== Stated problem ==
Print each of the entries exactly, leaving nothing out.

####

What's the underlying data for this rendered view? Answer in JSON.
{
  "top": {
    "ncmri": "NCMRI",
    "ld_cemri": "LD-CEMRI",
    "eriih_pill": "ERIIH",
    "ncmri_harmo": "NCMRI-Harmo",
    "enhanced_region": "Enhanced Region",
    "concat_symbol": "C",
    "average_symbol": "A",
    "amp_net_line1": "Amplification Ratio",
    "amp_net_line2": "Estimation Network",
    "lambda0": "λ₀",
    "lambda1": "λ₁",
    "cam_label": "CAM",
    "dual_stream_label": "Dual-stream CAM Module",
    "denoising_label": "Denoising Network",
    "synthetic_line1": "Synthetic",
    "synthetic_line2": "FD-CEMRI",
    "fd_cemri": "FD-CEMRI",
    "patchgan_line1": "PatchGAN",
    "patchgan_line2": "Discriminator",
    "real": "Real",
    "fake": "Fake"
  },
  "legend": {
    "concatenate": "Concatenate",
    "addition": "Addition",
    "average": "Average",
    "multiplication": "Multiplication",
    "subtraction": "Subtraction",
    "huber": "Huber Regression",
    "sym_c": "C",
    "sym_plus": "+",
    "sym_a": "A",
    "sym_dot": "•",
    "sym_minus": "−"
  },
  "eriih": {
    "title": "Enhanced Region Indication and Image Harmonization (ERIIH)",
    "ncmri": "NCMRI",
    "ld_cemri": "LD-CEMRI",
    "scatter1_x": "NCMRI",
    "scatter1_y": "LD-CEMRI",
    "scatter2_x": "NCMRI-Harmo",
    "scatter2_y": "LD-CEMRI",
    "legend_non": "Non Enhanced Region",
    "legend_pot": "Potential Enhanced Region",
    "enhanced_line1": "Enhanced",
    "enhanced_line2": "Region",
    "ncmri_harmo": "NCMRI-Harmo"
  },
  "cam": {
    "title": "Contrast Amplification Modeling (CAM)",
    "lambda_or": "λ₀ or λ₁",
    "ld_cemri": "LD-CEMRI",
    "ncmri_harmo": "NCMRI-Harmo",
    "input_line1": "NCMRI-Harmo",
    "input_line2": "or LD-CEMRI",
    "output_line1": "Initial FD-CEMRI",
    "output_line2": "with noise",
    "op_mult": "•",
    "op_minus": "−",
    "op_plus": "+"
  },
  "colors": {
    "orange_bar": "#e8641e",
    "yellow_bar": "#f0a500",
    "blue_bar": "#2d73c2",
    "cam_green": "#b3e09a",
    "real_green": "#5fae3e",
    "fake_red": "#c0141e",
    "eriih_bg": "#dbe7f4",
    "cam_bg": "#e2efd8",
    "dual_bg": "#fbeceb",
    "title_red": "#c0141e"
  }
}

####

== Reply to the exercise ==
What's the underlying data for this rendered view? Answer in JSON.
{
  "top": {
    "ncmri": "NCMRI",
    "ld_cemri": "LD-CEMRI",
    "eriih_pill": "ERIIH",
    "ncmri_harmo": "NCMRI-Harmo",
    "enhanced_region": "Enhanced Region",
    "concat_symbol": "C",
    "average_symbol": "A",
    "amp_net_line1": "Amplification Ratio",
    "amp_net_line2": "Estimation Network",
    "lambda0": "λ₀",
    "lambda1": "λ₁",
    "cam_label": "CAM",
    "dual_stream_label": "Dual-stream CAM Module",
    "denoising_label": "Denoising Network",
    "synthetic_line1": "Synthetic",
    "synthetic_line2": "FD-CEMRI",
    "fd_cemri": "FD-CEMRI",
    "patchgan_line1": "PatchGAN",
    "patchgan_line2": "Discriminator",
    "real": "Real",
    "fake": "Fake"
  },
  "legend": {
    "concatenate": "Concatenate",
    "addition": "Addition",
    "average": "Average",
    "multiplication": "Multiplication",
    "subtraction": "Subtraction",
    "huber": "Huber Regression",
    "sym_c": "C",
    "sym_plus": "+",
    "sym_a": "A",
    "sym_dot": "•",
    "sym_minus": "−"
  },
  "eriih": {
    "title": "Enhanced Region Indication and Image Harmonization (ERIIH)",
    "ncmri": "NCMRI",
    "ld_cemri": "LD-CEMRI",
    "scatter1_x": "NCMRI",
    "scatter1_y": "LD-CEMRI",
    "scatter2_x": "NCMRI-Harmo",
    "scatter2_y": "LD-CEMRI",
    "legend_non": "Non Enhanced Region",
    "legend_pot": "Potential Enhanced Region",
    "enhanced_line1": "Enhanced",
    "enhanced_line2": "Region",
    "ncmri_harmo": "NCMRI-Harmo"
  },
  "cam": {
    "title": "Contrast Amplification Modeling (CAM)",
    "lambda_or": "λ₀ or λ₁",
    "ld_cemri": "LD-CEMRI",
    "ncmri_harmo": "NCMRI-Harmo",
    "input_line1": "NCMRI-Harmo",
    "input_line2": "or LD-CEMRI",
    "output_line1": "Initial FD-CEMRI",
    "output_line2": "with noise",
    "op_mult": "•",
    "op_minus": "−",
    "op_plus": "+"
  },
  "colors": {
    "orange_bar": "#e8641e",
    "yellow_bar": "#f0a500",
    "blue_bar": "#2d73c2",
    "cam_green": "#b3e09a",
    "real_green": "#5fae3e",
    "fake_red": "#c0141e",
    "eriih_bg": "#dbe7f4",
    "cam_bg": "#e2efd8",
    "dual_bg": "#fbeceb",
    "title_red": "#c0141e"
  }
}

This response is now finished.